What you need to do
Tally the lines in the following entries that include the word "сероводорода"; state only the total.

Stored records:

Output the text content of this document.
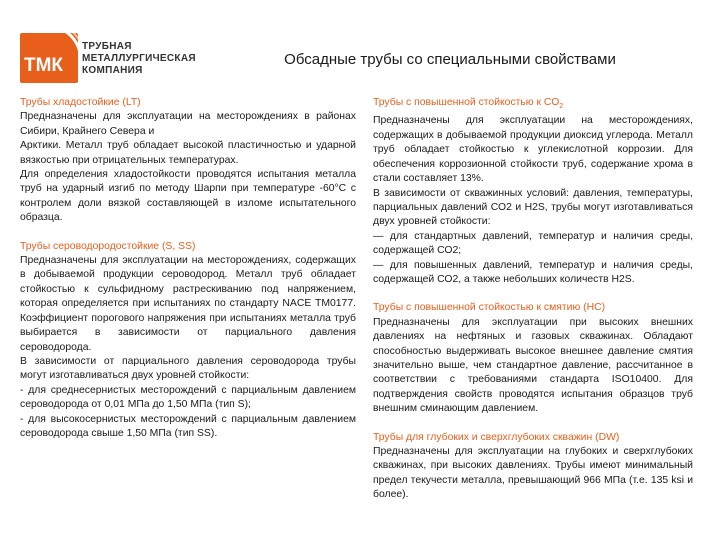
ТМК
ТРУБНАЯ
МЕТАЛЛУРГИЧЕСКАЯ
КОМПАНИЯ
Обсадные трубы со специальными свойствами
Трубы хладостойкие (LT)

Предназначены для эксплуатации на месторождениях в районах Сибири, Крайнего Севера и

Арктики. Металл труб обладает высокой пластичностью и ударной вязкостью при отрицательных температурах.

Для определения хладостойкости проводятся испытания металла труб на ударный изгиб по методу Шарпи при температуре -60°С с контролем доли вязкой составляющей в изломе испытательного образца.

Трубы сероводородостойкие (S, SS)

Предназначены для эксплуатации на месторождениях, содержащих в добываемой продукции сероводород. Металл труб обладает стойкостью к сульфидному растрескиванию под напряжением, которая определяется при испытаниях по стандарту NACE TM0177. Коэффициент порогового напряжения при испытаниях металла труб выбирается в зависимости от парциального давления сероводорода.

В зависимости от парциального давления сероводорода трубы могут изготавливаться двух уровней стойкости:

- для среднесернистых месторождений с парциальным давлением сероводорода от 0,01 МПа до 1,50 МПа (тип S);

- для высокосернистых месторождений с парциальным давлением сероводорода свыше 1,50 МПа (тип SS).

Трубы с повышенной стойкостью к $СО_2$

Предназначены для эксплуатации на месторождениях, содержащих в добываемой продукции диоксид углерода. Металл труб обладает стойкостью к углекислотной коррозии. Для обеспечения коррозионной стойкости труб, содержание хрома в стали составляет 13%.

В зависимости от скважинных условий: давления, температуры, парциальных давлений СО2 и H2S, трубы могут изготавливаться двух уровней стойкости:

— для стандартных давлений, температур и наличия среды, содержащей СО2;

— для повышенных давлений, температур и наличия среды, содержащей СО2, а также небольших количеств H2S.

Трубы с повышенной стойкостью к смятию (НС)

Предназначены для эксплуатации при высоких внешних давлениях на нефтяных и газовых скважинах. Обладают способностью выдерживать высокое внешнее давление смятия значительно выше, чем стандартное давление, рассчитанное в соответствии с требованиями стандарта ISO10400. Для подтверждения свойств проводятся испытания образцов труб внешним сминающим давлением.

Трубы для глубоких и сверхглубоких скважин (DW)

Предназначены для эксплуатации на глубоких и сверхглубоких скважинах, при высоких давлениях. Трубы имеют минимальный предел текучести металла, превышающий 966 МПа (т.е. 135 ksi и более).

Solution for this exercise
4